**DATA SECTION**
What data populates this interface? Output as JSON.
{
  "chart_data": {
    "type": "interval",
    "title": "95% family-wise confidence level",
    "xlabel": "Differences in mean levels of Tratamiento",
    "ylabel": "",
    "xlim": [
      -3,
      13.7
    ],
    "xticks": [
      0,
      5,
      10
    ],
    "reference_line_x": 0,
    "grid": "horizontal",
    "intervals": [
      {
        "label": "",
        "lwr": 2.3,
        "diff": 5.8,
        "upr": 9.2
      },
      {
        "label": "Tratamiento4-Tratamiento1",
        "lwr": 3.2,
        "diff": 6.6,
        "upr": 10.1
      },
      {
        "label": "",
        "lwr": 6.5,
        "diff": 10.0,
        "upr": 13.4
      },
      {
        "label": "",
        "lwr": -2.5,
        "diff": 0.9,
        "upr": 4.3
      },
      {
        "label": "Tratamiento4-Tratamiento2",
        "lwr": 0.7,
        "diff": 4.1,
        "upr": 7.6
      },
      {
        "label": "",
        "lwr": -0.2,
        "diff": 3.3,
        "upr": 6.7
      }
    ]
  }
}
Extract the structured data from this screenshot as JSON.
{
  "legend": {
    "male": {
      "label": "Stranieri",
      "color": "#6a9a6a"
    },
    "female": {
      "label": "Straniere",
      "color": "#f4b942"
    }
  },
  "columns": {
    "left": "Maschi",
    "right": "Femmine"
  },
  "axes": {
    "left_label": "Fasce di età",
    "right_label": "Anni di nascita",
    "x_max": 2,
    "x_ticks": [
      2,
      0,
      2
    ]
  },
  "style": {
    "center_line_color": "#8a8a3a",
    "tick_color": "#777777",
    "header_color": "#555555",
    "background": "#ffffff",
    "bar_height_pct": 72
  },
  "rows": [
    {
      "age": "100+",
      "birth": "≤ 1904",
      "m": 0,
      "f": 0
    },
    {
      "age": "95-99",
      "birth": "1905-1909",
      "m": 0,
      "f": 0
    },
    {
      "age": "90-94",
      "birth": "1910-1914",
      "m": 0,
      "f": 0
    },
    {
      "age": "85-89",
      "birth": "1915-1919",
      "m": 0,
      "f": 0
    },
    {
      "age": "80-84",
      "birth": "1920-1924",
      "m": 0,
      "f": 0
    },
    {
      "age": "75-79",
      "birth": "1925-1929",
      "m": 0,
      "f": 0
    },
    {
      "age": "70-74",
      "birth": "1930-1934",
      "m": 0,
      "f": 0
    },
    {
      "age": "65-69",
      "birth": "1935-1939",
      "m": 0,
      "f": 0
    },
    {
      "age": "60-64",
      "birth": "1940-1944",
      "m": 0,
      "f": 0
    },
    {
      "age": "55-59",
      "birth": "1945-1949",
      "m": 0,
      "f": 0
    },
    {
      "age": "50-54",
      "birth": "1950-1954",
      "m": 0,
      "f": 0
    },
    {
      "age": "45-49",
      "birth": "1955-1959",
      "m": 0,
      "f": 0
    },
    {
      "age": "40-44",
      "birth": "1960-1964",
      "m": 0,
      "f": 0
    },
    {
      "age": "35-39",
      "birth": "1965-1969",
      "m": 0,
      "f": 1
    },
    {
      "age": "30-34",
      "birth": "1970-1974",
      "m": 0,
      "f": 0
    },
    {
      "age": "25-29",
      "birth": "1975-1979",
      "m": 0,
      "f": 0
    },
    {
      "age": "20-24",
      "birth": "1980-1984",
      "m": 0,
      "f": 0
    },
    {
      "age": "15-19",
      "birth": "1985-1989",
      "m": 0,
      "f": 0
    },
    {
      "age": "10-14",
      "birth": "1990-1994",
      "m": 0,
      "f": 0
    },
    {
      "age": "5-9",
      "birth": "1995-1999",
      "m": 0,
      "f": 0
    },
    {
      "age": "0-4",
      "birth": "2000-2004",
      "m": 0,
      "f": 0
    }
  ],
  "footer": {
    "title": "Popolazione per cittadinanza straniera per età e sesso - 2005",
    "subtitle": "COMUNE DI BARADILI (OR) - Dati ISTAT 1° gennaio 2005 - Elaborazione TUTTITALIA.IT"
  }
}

**GOAL**
Pick out all the lines with the word "this" in them and copy them.

**ANSWER FOR THE TASK**
What data populates this interface? Output as JSON.
Extract the structured data from this screenshot as JSON.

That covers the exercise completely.